**Description of the task:**
The data below must be copied in full and without any change.
## Start Data listing
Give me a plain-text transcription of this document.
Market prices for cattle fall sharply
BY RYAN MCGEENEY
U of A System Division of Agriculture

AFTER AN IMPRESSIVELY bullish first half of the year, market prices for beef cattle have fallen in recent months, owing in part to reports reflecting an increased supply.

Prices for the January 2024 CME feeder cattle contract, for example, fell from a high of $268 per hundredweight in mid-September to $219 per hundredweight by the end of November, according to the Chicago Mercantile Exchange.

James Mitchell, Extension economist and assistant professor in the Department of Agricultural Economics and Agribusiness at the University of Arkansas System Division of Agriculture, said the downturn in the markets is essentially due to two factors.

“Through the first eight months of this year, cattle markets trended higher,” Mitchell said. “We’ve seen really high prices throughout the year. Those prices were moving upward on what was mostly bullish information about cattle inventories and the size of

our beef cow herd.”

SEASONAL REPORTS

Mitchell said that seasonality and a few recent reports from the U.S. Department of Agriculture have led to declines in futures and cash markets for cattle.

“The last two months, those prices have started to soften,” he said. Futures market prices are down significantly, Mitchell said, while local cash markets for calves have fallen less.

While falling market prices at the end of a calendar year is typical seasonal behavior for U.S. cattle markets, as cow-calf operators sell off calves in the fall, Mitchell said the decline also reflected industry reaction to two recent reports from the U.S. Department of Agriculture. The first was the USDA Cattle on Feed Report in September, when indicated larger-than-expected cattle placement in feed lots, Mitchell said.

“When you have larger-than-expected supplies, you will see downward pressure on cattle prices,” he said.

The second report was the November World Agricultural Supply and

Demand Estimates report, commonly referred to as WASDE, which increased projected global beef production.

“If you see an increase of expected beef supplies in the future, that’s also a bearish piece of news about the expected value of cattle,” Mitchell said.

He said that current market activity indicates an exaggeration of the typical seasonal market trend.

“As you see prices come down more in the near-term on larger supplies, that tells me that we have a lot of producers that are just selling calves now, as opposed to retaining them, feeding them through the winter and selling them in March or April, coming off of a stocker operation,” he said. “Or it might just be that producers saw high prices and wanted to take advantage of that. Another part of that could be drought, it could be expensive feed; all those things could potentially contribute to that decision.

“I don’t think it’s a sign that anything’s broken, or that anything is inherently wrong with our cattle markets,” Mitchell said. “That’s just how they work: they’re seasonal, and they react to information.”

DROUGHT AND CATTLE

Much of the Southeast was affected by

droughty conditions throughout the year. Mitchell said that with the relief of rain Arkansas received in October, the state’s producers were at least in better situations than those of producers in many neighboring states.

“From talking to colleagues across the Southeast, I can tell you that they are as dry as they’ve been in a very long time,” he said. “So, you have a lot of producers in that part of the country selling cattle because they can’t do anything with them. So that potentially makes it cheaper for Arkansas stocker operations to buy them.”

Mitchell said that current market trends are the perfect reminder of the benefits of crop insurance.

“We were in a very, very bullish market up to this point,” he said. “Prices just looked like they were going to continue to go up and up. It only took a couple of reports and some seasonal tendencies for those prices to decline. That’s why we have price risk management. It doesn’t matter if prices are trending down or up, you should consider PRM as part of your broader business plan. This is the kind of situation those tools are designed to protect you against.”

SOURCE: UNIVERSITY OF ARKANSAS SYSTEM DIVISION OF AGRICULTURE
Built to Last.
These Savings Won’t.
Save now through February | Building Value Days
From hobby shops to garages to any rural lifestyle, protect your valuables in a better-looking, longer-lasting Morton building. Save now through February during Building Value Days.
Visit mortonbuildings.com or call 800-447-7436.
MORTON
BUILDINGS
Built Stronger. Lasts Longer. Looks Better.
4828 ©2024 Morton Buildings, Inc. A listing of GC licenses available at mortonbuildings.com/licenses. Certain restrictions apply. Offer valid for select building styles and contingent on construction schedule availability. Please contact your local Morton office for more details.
## End Data listing
**Solution for this task:**
Give me a plain-text transcription of this document.
Market prices for cattle fall sharply
BY RYAN MCGEENEY
U of A System Division of Agriculture

AFTER AN IMPRESSIVELY bullish first half of the year, market prices for beef cattle have fallen in recent months, owing in part to reports reflecting an increased supply.

Prices for the January 2024 CME feeder cattle contract, for example, fell from a high of $268 per hundredweight in mid-September to $219 per hundredweight by the end of November, according to the Chicago Mercantile Exchange.

James Mitchell, Extension economist and assistant professor in the Department of Agricultural Economics and Agribusiness at the University of Arkansas System Division of Agriculture, said the downturn in the markets is essentially due to two factors.

“Through the first eight months of this year, cattle markets trended higher,” Mitchell said. “We’ve seen really high prices throughout the year. Those prices were moving upward on what was mostly bullish information about cattle inventories and the size of

our beef cow herd.”

SEASONAL REPORTS

Mitchell said that seasonality and a few recent reports from the U.S. Department of Agriculture have led to declines in futures and cash markets for cattle.

“The last two months, those prices have started to soften,” he said. Futures market prices are down significantly, Mitchell said, while local cash markets for calves have fallen less.

While falling market prices at the end of a calendar year is typical seasonal behavior for U.S. cattle markets, as cow-calf operators sell off calves in the fall, Mitchell said the decline also reflected industry reaction to two recent reports from the U.S. Department of Agriculture. The first was the USDA Cattle on Feed Report in September, when indicated larger-than-expected cattle placement in feed lots, Mitchell said.

“When you have larger-than-expected supplies, you will see downward pressure on cattle prices,” he said.

The second report was the November World Agricultural Supply and

Demand Estimates report, commonly referred to as WASDE, which increased projected global beef production.

“If you see an increase of expected beef supplies in the future, that’s also a bearish piece of news about the expected value of cattle,” Mitchell said.

He said that current market activity indicates an exaggeration of the typical seasonal market trend.

“As you see prices come down more in the near-term on larger supplies, that tells me that we have a lot of producers that are just selling calves now, as opposed to retaining them, feeding them through the winter and selling them in March or April, coming off of a stocker operation,” he said. “Or it might just be that producers saw high prices and wanted to take advantage of that. Another part of that could be drought, it could be expensive feed; all those things could potentially contribute to that decision.

“I don’t think it’s a sign that anything’s broken, or that anything is inherently wrong with our cattle markets,” Mitchell said. “That’s just how they work: they’re seasonal, and they react to information.”

DROUGHT AND CATTLE

Much of the Southeast was affected by

droughty conditions throughout the year. Mitchell said that with the relief of rain Arkansas received in October, the state’s producers were at least in better situations than those of producers in many neighboring states.

“From talking to colleagues across the Southeast, I can tell you that they are as dry as they’ve been in a very long time,” he said. “So, you have a lot of producers in that part of the country selling cattle because they can’t do anything with them. So that potentially makes it cheaper for Arkansas stocker operations to buy them.”

Mitchell said that current market trends are the perfect reminder of the benefits of crop insurance.

“We were in a very, very bullish market up to this point,” he said. “Prices just looked like they were going to continue to go up and up. It only took a couple of reports and some seasonal tendencies for those prices to decline. That’s why we have price risk management. It doesn’t matter if prices are trending down or up, you should consider PRM as part of your broader business plan. This is the kind of situation those tools are designed to protect you against.”

SOURCE: UNIVERSITY OF ARKANSAS SYSTEM DIVISION OF AGRICULTURE
Built to Last.
These Savings Won’t.
Save now through February | Building Value Days
From hobby shops to garages to any rural lifestyle, protect your valuables in a better-looking, longer-lasting Morton building. Save now through February during Building Value Days.
Visit mortonbuildings.com or call 800-447-7436.
MORTON
BUILDINGS
Built Stronger. Lasts Longer. Looks Better.
4828 ©2024 Morton Buildings, Inc. A listing of GC licenses available at mortonbuildings.com/licenses. Certain restrictions apply. Offer valid for select building styles and contingent on construction schedule availability. Please contact your local Morton office for more details.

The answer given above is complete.